- Data to use:
.....

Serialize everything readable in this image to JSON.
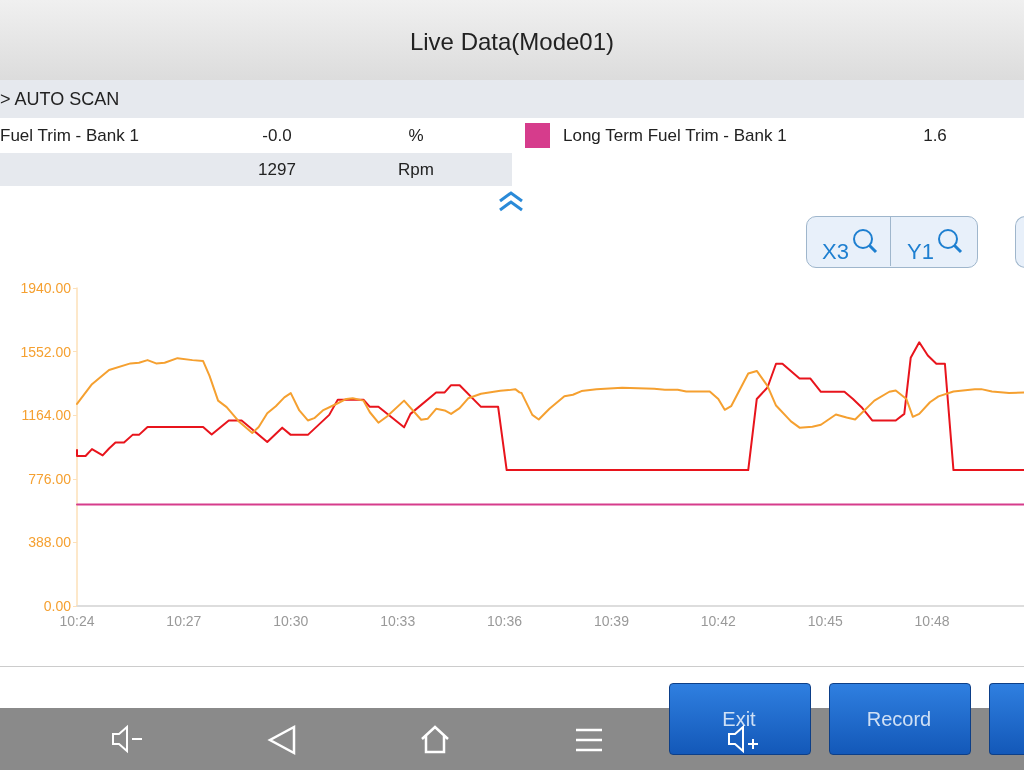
{
  "chart_data": {
    "type": "line",
    "title": "Live Data(Mode01)",
    "subtitle": "> AUTO SCAN",
    "annotations": [
      "Fuel Trim - Bank 1",
      "-0.0",
      "%",
      "1.6",
      "1297",
      "Rpm",
      "X3",
      "Y1",
      "Exit",
      "Record"
    ],
    "legend": "top",
    "grid": false,
    "marker": "none",
    "line_style": "solid",
    "xlim": [
      10.4,
      10.843
    ],
    "xticks": [
      {
        "value": 10.4,
        "label": "10:24"
      },
      {
        "value": 10.45,
        "label": "10:27"
      },
      {
        "value": 10.5,
        "label": "10:30"
      },
      {
        "value": 10.55,
        "label": "10:33"
      },
      {
        "value": 10.6,
        "label": "10:36"
      },
      {
        "value": 10.65,
        "label": "10:39"
      },
      {
        "value": 10.7,
        "label": "10:42"
      },
      {
        "value": 10.75,
        "label": "10:45"
      },
      {
        "value": 10.8,
        "label": "10:48"
      }
    ],
    "ylim": [
      0,
      1940
    ],
    "yticks": [
      {
        "value": 0,
        "label": "0.00"
      },
      {
        "value": 388,
        "label": "388.00"
      },
      {
        "value": 776,
        "label": "776.00"
      },
      {
        "value": 1164,
        "label": "1164.00"
      },
      {
        "value": 1552,
        "label": "1552.00"
      },
      {
        "value": 1940,
        "label": "1940.00"
      }
    ],
    "series": [
      {
        "name": "Long Term Fuel Trim - Bank 1",
        "color": "#d63c8c",
        "x": [
          10.4,
          10.843
        ],
        "values": [
          619,
          619
        ]
      },
      {
        "color": "#e8141c",
        "x": [
          10.4,
          10.4,
          10.404,
          10.407,
          10.412,
          10.415,
          10.418,
          10.422,
          10.426,
          10.429,
          10.433,
          10.459,
          10.463,
          10.471,
          10.477,
          10.489,
          10.496,
          10.5,
          10.508,
          10.518,
          10.522,
          10.534,
          10.537,
          10.541,
          10.553,
          10.556,
          10.568,
          10.572,
          10.575,
          10.579,
          10.589,
          10.597,
          10.601,
          10.714,
          10.718,
          10.723,
          10.727,
          10.73,
          10.738,
          10.743,
          10.748,
          10.759,
          10.763,
          10.767,
          10.772,
          10.783,
          10.787,
          10.79,
          10.794,
          10.798,
          10.802,
          10.806,
          10.81,
          10.843
        ],
        "values": [
          951,
          915,
          915,
          957,
          919,
          961,
          997,
          997,
          1044,
          1044,
          1092,
          1092,
          1046,
          1132,
          1132,
          1001,
          1088,
          1044,
          1044,
          1166,
          1259,
          1259,
          1215,
          1215,
          1090,
          1172,
          1303,
          1303,
          1347,
          1347,
          1215,
          1215,
          829,
          829,
          1263,
          1333,
          1478,
          1478,
          1388,
          1388,
          1307,
          1307,
          1263,
          1213,
          1132,
          1132,
          1172,
          1514,
          1609,
          1528,
          1478,
          1478,
          829,
          829
        ]
      },
      {
        "color": "#f5a030",
        "x": [
          10.4,
          10.407,
          10.415,
          10.425,
          10.429,
          10.433,
          10.437,
          10.441,
          10.447,
          10.454,
          10.459,
          10.462,
          10.466,
          10.47,
          10.476,
          10.482,
          10.485,
          10.489,
          10.493,
          10.497,
          10.5,
          10.504,
          10.508,
          10.511,
          10.515,
          10.522,
          10.526,
          10.529,
          10.534,
          10.537,
          10.541,
          10.545,
          10.553,
          10.561,
          10.564,
          10.568,
          10.572,
          10.575,
          10.579,
          10.583,
          10.589,
          10.598,
          10.602,
          10.605,
          10.607,
          10.608,
          10.613,
          10.616,
          10.621,
          10.628,
          10.632,
          10.636,
          10.643,
          10.655,
          10.67,
          10.675,
          10.681,
          10.685,
          10.696,
          10.7,
          10.703,
          10.706,
          10.714,
          10.718,
          10.723,
          10.727,
          10.734,
          10.738,
          10.744,
          10.748,
          10.755,
          10.76,
          10.764,
          10.773,
          10.78,
          10.783,
          10.788,
          10.791,
          10.794,
          10.799,
          10.803,
          10.81,
          10.82,
          10.823,
          10.828,
          10.836,
          10.843
        ],
        "values": [
          1233,
          1353,
          1440,
          1480,
          1484,
          1500,
          1480,
          1484,
          1512,
          1500,
          1494,
          1404,
          1253,
          1213,
          1122,
          1056,
          1092,
          1176,
          1219,
          1273,
          1299,
          1193,
          1132,
          1146,
          1193,
          1237,
          1263,
          1267,
          1253,
          1182,
          1118,
          1156,
          1253,
          1136,
          1142,
          1203,
          1193,
          1172,
          1207,
          1267,
          1295,
          1313,
          1317,
          1323,
          1303,
          1299,
          1166,
          1138,
          1203,
          1279,
          1289,
          1311,
          1323,
          1331,
          1325,
          1319,
          1319,
          1309,
          1309,
          1263,
          1197,
          1219,
          1418,
          1434,
          1343,
          1223,
          1126,
          1088,
          1094,
          1106,
          1168,
          1150,
          1138,
          1253,
          1307,
          1315,
          1263,
          1154,
          1172,
          1243,
          1279,
          1309,
          1323,
          1323,
          1309,
          1299,
          1303
        ]
      }
    ]
  }
}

.....

- To be done:
Which lines hold the word "color"? Copy each of them from the records.

- Solution to this exercise:
        "color": "#d63c8c",
        "color": "#e8141c",
        "color": "#f5a030",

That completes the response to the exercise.